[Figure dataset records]
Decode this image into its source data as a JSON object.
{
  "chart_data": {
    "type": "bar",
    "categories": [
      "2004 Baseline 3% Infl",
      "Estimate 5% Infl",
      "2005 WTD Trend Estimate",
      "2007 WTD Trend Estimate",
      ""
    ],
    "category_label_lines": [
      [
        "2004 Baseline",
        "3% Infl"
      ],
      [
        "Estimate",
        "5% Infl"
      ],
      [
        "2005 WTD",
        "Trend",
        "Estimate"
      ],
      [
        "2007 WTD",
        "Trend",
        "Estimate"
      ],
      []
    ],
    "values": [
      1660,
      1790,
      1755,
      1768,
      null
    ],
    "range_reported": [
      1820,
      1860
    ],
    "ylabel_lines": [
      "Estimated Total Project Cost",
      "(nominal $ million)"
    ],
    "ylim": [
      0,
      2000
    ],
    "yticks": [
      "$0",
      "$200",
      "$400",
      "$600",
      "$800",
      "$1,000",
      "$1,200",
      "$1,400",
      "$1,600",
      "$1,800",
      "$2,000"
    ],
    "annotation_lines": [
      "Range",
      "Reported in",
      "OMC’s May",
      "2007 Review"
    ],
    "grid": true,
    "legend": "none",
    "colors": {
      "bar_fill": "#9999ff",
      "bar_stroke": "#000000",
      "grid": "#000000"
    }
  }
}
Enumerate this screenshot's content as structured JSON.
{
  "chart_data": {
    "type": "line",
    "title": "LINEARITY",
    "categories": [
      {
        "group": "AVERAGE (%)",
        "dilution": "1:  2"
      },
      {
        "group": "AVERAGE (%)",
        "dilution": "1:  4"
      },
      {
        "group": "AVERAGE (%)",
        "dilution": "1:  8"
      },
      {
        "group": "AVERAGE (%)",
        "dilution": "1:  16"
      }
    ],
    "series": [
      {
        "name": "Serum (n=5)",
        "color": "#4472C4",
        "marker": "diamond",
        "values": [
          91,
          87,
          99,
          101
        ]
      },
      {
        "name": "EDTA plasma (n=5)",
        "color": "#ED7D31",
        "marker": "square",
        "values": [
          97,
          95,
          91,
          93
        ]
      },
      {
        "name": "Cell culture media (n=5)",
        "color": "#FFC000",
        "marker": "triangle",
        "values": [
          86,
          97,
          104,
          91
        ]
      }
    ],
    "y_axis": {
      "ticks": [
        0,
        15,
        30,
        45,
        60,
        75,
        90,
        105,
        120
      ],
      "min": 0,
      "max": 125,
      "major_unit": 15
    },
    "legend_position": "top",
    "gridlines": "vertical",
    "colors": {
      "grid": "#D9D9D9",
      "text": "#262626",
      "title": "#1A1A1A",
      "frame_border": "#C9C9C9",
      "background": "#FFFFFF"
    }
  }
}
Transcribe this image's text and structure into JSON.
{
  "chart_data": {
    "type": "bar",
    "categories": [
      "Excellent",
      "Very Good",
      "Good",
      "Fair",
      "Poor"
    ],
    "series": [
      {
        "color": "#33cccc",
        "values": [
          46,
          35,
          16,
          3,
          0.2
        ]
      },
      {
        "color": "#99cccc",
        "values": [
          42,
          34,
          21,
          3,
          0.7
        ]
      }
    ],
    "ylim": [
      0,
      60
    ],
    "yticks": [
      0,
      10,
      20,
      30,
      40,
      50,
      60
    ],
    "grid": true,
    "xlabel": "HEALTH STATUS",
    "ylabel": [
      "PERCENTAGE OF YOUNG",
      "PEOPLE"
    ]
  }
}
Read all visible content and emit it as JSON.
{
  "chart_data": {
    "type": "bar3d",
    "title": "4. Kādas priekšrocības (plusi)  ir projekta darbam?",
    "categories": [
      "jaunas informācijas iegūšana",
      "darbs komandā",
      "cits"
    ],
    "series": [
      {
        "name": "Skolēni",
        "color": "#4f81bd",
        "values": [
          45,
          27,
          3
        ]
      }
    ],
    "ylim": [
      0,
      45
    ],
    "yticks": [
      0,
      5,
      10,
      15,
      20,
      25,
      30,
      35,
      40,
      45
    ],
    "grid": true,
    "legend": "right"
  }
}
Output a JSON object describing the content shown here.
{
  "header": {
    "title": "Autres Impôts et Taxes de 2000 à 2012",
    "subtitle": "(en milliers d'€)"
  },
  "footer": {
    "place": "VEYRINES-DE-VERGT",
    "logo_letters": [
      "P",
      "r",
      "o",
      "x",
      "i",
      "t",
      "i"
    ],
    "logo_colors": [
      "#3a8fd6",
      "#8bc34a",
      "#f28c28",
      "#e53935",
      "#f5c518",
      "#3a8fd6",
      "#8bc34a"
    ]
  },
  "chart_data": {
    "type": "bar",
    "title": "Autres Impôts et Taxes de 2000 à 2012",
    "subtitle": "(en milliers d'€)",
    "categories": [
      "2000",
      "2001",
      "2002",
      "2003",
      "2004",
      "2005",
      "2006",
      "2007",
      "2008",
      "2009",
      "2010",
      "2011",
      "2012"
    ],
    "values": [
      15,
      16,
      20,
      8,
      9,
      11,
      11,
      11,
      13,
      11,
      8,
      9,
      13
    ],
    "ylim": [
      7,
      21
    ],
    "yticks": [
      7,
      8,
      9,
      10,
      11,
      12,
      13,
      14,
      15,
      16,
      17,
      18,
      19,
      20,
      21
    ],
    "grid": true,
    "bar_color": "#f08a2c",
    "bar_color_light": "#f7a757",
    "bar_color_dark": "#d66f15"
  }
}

* **TASK DIRECTIONS**
Pull out all lines containing the word "this" from the entries above.

* **THE REPLY**
Decode this image into its source data as a JSON object.
Enumerate this screenshot's content as structured JSON.
Transcribe this image's text and structure into JSON.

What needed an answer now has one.